What is being asked ▸ Wherever the word "linked" shows up in the data, report the line it sits in.

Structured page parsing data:
· · ·

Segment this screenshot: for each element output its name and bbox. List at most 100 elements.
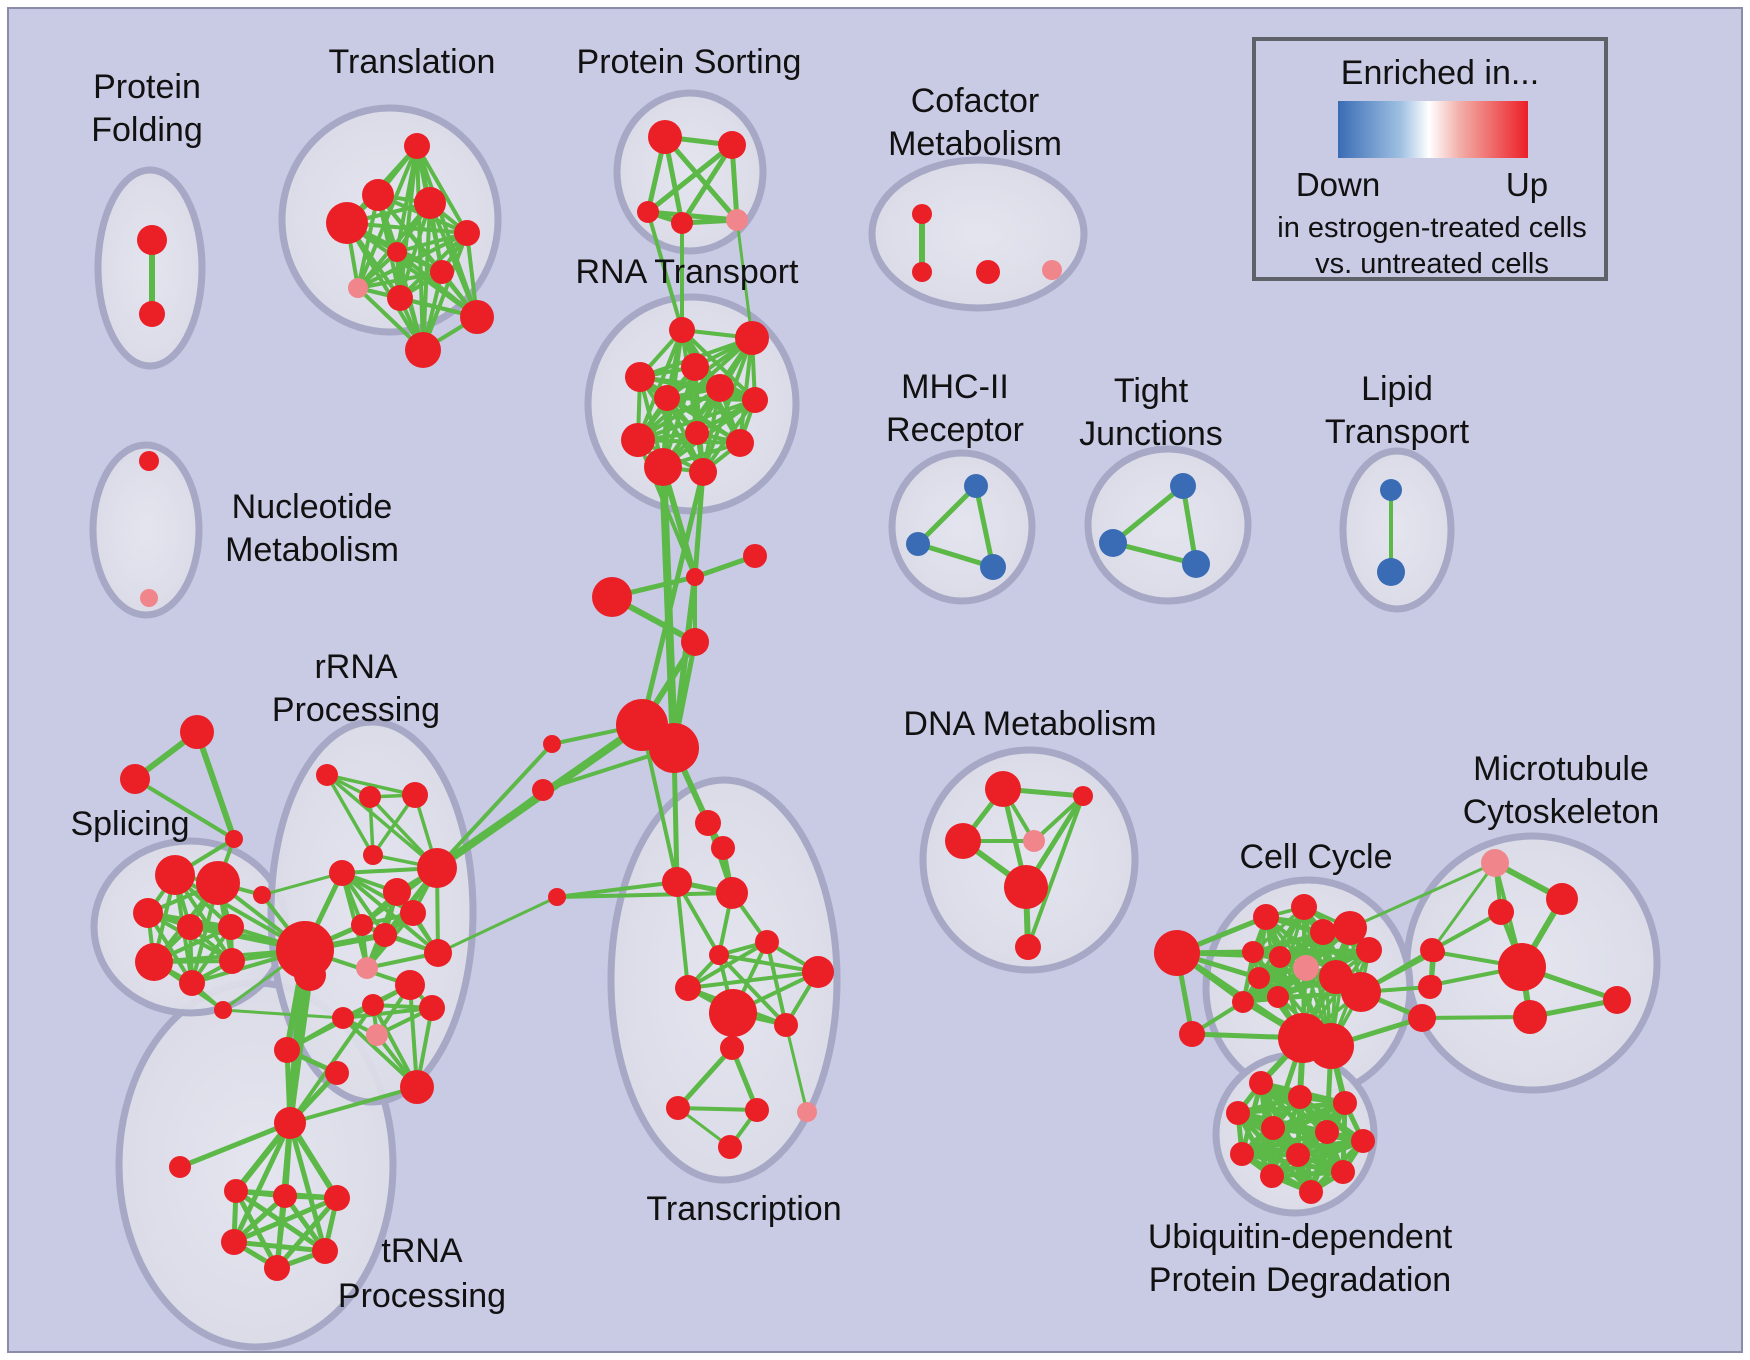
node-TR2 [169,1156,191,1178]
node-PF2 [139,301,165,327]
node-T8 [348,278,368,298]
cluster-label-lipid-transport: Lipid [1361,370,1433,408]
edge [1278,948,1371,959]
node-TC11 [774,1013,798,1037]
node-C15 [1341,972,1381,1012]
node-S6 [135,943,173,981]
node-PS2 [718,131,746,159]
legend-down-label: Down [1296,166,1380,203]
node-H5 [543,735,561,753]
edge [231,1195,340,1245]
node-C12 [1248,967,1270,989]
node-LT2 [1377,558,1405,586]
edge [555,880,679,899]
node-C5 [1310,919,1336,945]
edge [408,983,419,1089]
node-M3 [1488,899,1514,925]
legend: Enriched in... Down Up in estrogen-treat… [1252,37,1608,281]
node-R3 [402,782,428,808]
edge [1110,483,1186,546]
node-M2 [1546,883,1578,915]
edge [686,970,820,990]
node-T10 [460,300,494,334]
cluster-label-protein-sorting: Protein Sorting [577,43,802,81]
node-NM2 [140,589,158,607]
edge [555,891,734,899]
node-PS4 [671,212,693,234]
node-T4 [414,187,446,219]
node-D3 [945,823,981,859]
node-M5 [1422,975,1442,995]
edge [231,1120,293,1245]
node-S1 [155,855,195,895]
node-TB [274,1107,306,1139]
node-RT5 [706,374,734,402]
node-TC4 [716,877,748,909]
edge [194,729,237,842]
node-C7 [1356,937,1382,963]
node-R11 [424,939,452,967]
node-RT9 [621,423,655,457]
edge [717,953,788,1027]
node-CM2 [912,262,932,282]
node-C2 [1179,1021,1205,1047]
node-M8 [1603,986,1631,1014]
edge [738,336,754,445]
node-S4 [177,914,203,940]
cluster-bubble-nucleotide-metabolism [89,441,203,619]
node-RT3 [681,353,709,381]
node-TC2 [711,836,735,860]
node-X1 [180,715,214,749]
cluster-label-splicing: Splicing [70,805,189,843]
node-TC6 [755,930,779,954]
node-H6 [532,779,554,801]
cluster-label-transcription: Transcription [646,1190,841,1228]
node-RT8 [685,421,709,445]
node-D2 [1073,786,1093,806]
edge [1110,540,1199,567]
edge [662,134,740,223]
node-R10 [417,848,457,888]
edge [675,1045,735,1111]
edge [735,218,754,340]
node-C10 [1293,955,1319,981]
node-TR3 [224,1179,248,1203]
legend-caption-line1: in estrogen-treated cells [1277,212,1587,244]
node-U6 [1315,1120,1339,1144]
cluster-label-trna-processing: tRNA [381,1232,463,1270]
node-M1 [1481,849,1509,877]
edge [671,574,698,751]
node-C4 [1291,894,1317,920]
node-C3 [1253,904,1279,930]
edge [274,1195,340,1271]
cluster-label-mhc-ii-receptor: MHC-II [901,368,1009,406]
node-D5 [1004,865,1048,909]
node-R8 [351,914,373,936]
node-RT4 [625,362,655,392]
node-HUB2 [294,959,326,991]
node-S7 [179,970,205,996]
node-PS5 [726,209,748,231]
node-T2 [326,202,368,244]
legend-box [1252,37,1608,281]
legend-gradient-bar [1338,101,1528,158]
edge [640,723,679,884]
cluster-label-tight-junctions: Junctions [1079,415,1223,453]
node-S2 [196,861,240,905]
node-RT1 [669,317,695,343]
edge [288,1085,419,1125]
edge [646,210,684,332]
cluster-label-ubiquitin-degradation: Protein Degradation [1149,1261,1451,1299]
node-T7 [430,260,454,284]
node-RT6 [654,385,680,411]
node-C18 [1408,1004,1436,1032]
edge [1430,910,1503,952]
node-TC12 [720,1036,744,1060]
node-TC9 [802,956,834,988]
edge [1420,1015,1532,1020]
node-R4 [329,860,355,886]
cluster-label-cell-cycle: Cell Cycle [1239,838,1392,876]
node-TC13 [666,1096,690,1120]
node-D4 [1023,830,1045,852]
cluster-label-trna-processing: Processing [338,1277,506,1315]
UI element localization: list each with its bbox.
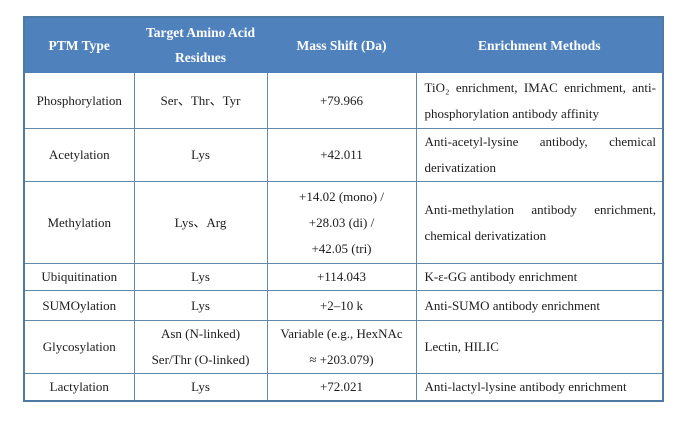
cell-enrichment-methods: Anti-lactyl-lysine antibody enrichment: [415, 373, 664, 402]
cell-residues: Lys: [133, 263, 268, 291]
cell-mass-shift: +42.011: [266, 128, 417, 182]
header-row: PTM Type Target Amino Acid Residues Mass…: [23, 16, 664, 73]
cell-ptm-type: Methylation: [23, 181, 135, 264]
cell-residues: Lys: [133, 290, 268, 321]
table-row: Ubiquitination Lys +114.043 K-ε-GG antib…: [23, 263, 664, 291]
col-header-target-residues: Target Amino Acid Residues: [133, 16, 268, 73]
cell-enrichment-methods: TiO₂ enrichment, IMAC enrichment, anti-p…: [415, 72, 664, 129]
col-header-ptm-type: PTM Type: [23, 16, 135, 73]
cell-enrichment-methods: K-ε-GG antibody enrichment: [415, 263, 664, 291]
cell-ptm-type: Phosphorylation: [23, 72, 135, 129]
table-row: Glycosylation Asn (N-linked) Ser/Thr (O-…: [23, 320, 664, 374]
table-row: Acetylation Lys +42.011 Anti-acetyl-lysi…: [23, 128, 664, 182]
cell-residues: Lys: [133, 128, 268, 182]
cell-ptm-type: Acetylation: [23, 128, 135, 182]
table-row: Phosphorylation Ser、Thr、Tyr +79.966 TiO₂…: [23, 72, 664, 129]
cell-residues: Asn (N-linked) Ser/Thr (O-linked): [133, 320, 268, 374]
cell-mass-shift: +14.02 (mono) / +28.03 (di) / +42.05 (tr…: [266, 181, 417, 264]
cell-ptm-type: Lactylation: [23, 373, 135, 402]
table-row: Lactylation Lys +72.021 Anti-lactyl-lysi…: [23, 373, 664, 402]
table-row: Methylation Lys、Arg +14.02 (mono) / +28.…: [23, 181, 664, 264]
cell-enrichment-methods: Anti-methylation antibody enrichment, ch…: [415, 181, 664, 264]
cell-enrichment-methods: Anti-acetyl-lysine antibody, chemical de…: [415, 128, 664, 182]
cell-ptm-type: Glycosylation: [23, 320, 135, 374]
cell-mass-shift: Variable (e.g., HexNAc ≈ +203.079): [266, 320, 417, 374]
page: PTM Type Target Amino Acid Residues Mass…: [23, 16, 664, 402]
cell-mass-shift: +114.043: [266, 263, 417, 291]
cell-mass-shift: +72.021: [266, 373, 417, 402]
cell-enrichment-methods: Anti-SUMO antibody enrichment: [415, 290, 664, 321]
cell-residues: Lys、Arg: [133, 181, 268, 264]
cell-ptm-type: Ubiquitination: [23, 263, 135, 291]
cell-mass-shift: +79.966: [266, 72, 417, 129]
col-header-enrichment-methods: Enrichment Methods: [415, 16, 664, 73]
col-header-mass-shift: Mass Shift (Da): [266, 16, 417, 73]
cell-enrichment-methods: Lectin, HILIC: [415, 320, 664, 374]
cell-residues: Ser、Thr、Tyr: [133, 72, 268, 129]
cell-residues: Lys: [133, 373, 268, 402]
cell-ptm-type: SUMOylation: [23, 290, 135, 321]
table-row: SUMOylation Lys +2–10 k Anti-SUMO antibo…: [23, 290, 664, 321]
cell-mass-shift: +2–10 k: [266, 290, 417, 321]
ptm-table: PTM Type Target Amino Acid Residues Mass…: [23, 16, 664, 402]
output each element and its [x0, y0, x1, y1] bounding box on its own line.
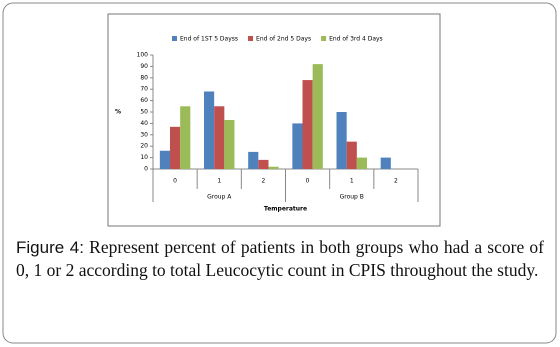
x-tick-label: 0	[306, 178, 310, 185]
legend-swatch	[321, 36, 327, 41]
legend-swatch	[172, 36, 177, 41]
group-label: Group A	[207, 194, 232, 201]
x-tick-label: 1	[350, 178, 354, 185]
y-tick-label: 0	[144, 166, 148, 173]
legend-label: End of 1ST 5 Dayss	[180, 36, 238, 43]
bar	[180, 106, 191, 169]
frame	[2, 2, 557, 344]
caption-text: Represent percent of patients in both gr…	[16, 237, 545, 280]
caption-label: Figure 4:	[16, 238, 84, 257]
bar	[170, 126, 181, 169]
y-tick-label: 40	[140, 120, 148, 127]
y-tick-label: 90	[140, 63, 148, 70]
bar	[346, 141, 357, 169]
bar	[268, 166, 279, 169]
y-tick-label: 30	[140, 131, 148, 138]
bar	[292, 123, 303, 169]
x-tick-label: 0	[173, 178, 177, 185]
legend-label: End of 2nd 5 Days	[256, 36, 311, 43]
x-tick-label: 2	[262, 178, 266, 185]
legend-swatch	[248, 36, 254, 41]
bar	[312, 64, 323, 169]
bar	[204, 91, 215, 169]
bar	[248, 151, 259, 169]
group-label: Group B	[340, 194, 364, 201]
y-axis-label: %	[115, 109, 121, 116]
caption: Figure 4: Represent percent of patients …	[16, 236, 544, 282]
bar	[302, 80, 313, 169]
y-tick-label: 20	[140, 143, 148, 150]
y-tick-label: 100	[137, 52, 149, 59]
x-tick-label: 1	[217, 178, 221, 185]
y-tick-label: 60	[140, 97, 148, 104]
x-tick-label: 2	[394, 178, 398, 185]
bar	[258, 159, 269, 169]
chart-area	[107, 13, 441, 227]
bar	[224, 119, 235, 169]
legend-label: End of 3rd 4 Days	[329, 36, 383, 43]
bar	[380, 157, 391, 169]
x-axis-label: Temperature	[264, 206, 307, 213]
bar	[214, 106, 225, 169]
bar	[159, 150, 171, 169]
y-tick-label: 50	[140, 109, 148, 116]
bar	[336, 112, 347, 169]
bar	[356, 157, 367, 169]
y-tick-label: 70	[140, 86, 148, 93]
y-tick-label: 10	[140, 154, 148, 161]
y-tick-label: 80	[140, 74, 148, 81]
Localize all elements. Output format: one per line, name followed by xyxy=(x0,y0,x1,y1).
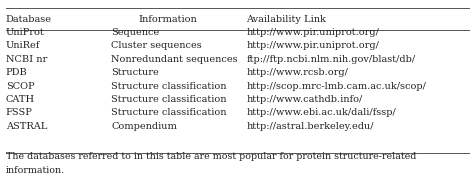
Text: http://www.pir.uniprot.org/: http://www.pir.uniprot.org/ xyxy=(246,41,379,50)
Text: ftp://ftp.ncbi.nlm.nih.gov/blast/db/: ftp://ftp.ncbi.nlm.nih.gov/blast/db/ xyxy=(246,55,416,64)
Text: http://astral.berkeley.edu/: http://astral.berkeley.edu/ xyxy=(246,122,374,131)
Text: CATH: CATH xyxy=(6,95,35,104)
Text: Structure classification: Structure classification xyxy=(111,95,227,104)
Text: http://www.cathdb.info/: http://www.cathdb.info/ xyxy=(246,95,363,104)
Text: Nonredundant sequences: Nonredundant sequences xyxy=(111,55,238,64)
Text: Structure classification: Structure classification xyxy=(111,108,227,117)
Text: FSSP: FSSP xyxy=(6,108,33,117)
Text: http://www.pir.uniprot.org/: http://www.pir.uniprot.org/ xyxy=(246,28,379,37)
Text: Cluster sequences: Cluster sequences xyxy=(111,41,202,50)
Text: Structure: Structure xyxy=(111,68,159,77)
Text: http://www.ebi.ac.uk/dali/fssp/: http://www.ebi.ac.uk/dali/fssp/ xyxy=(246,108,396,117)
Text: Sequence: Sequence xyxy=(111,28,160,37)
Text: Information: Information xyxy=(139,14,198,24)
Text: SCOP: SCOP xyxy=(6,82,34,91)
Text: Database: Database xyxy=(6,14,52,24)
Text: UniProt: UniProt xyxy=(6,28,45,37)
Text: UniRef: UniRef xyxy=(6,41,40,50)
Text: The databases referred to in this table are most popular for protein structure-r: The databases referred to in this table … xyxy=(6,152,416,161)
Text: ASTRAL: ASTRAL xyxy=(6,122,47,131)
Text: Availability Link: Availability Link xyxy=(246,14,327,24)
Text: NCBI nr: NCBI nr xyxy=(6,55,47,64)
Text: Compendium: Compendium xyxy=(111,122,177,131)
Text: PDB: PDB xyxy=(6,68,27,77)
Text: http://scop.mrc-lmb.cam.ac.uk/scop/: http://scop.mrc-lmb.cam.ac.uk/scop/ xyxy=(246,82,426,91)
Text: http://www.rcsb.org/: http://www.rcsb.org/ xyxy=(246,68,348,77)
Text: Structure classification: Structure classification xyxy=(111,82,227,91)
Text: information.: information. xyxy=(6,166,65,175)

· · ·

Output below ▸
table-row: Glycosylation Asn (N-linked) Ser/Thr (O-…: [23, 320, 664, 374]
cell-residues: Asn (N-linked) Ser/Thr (O-linked): [133, 320, 268, 374]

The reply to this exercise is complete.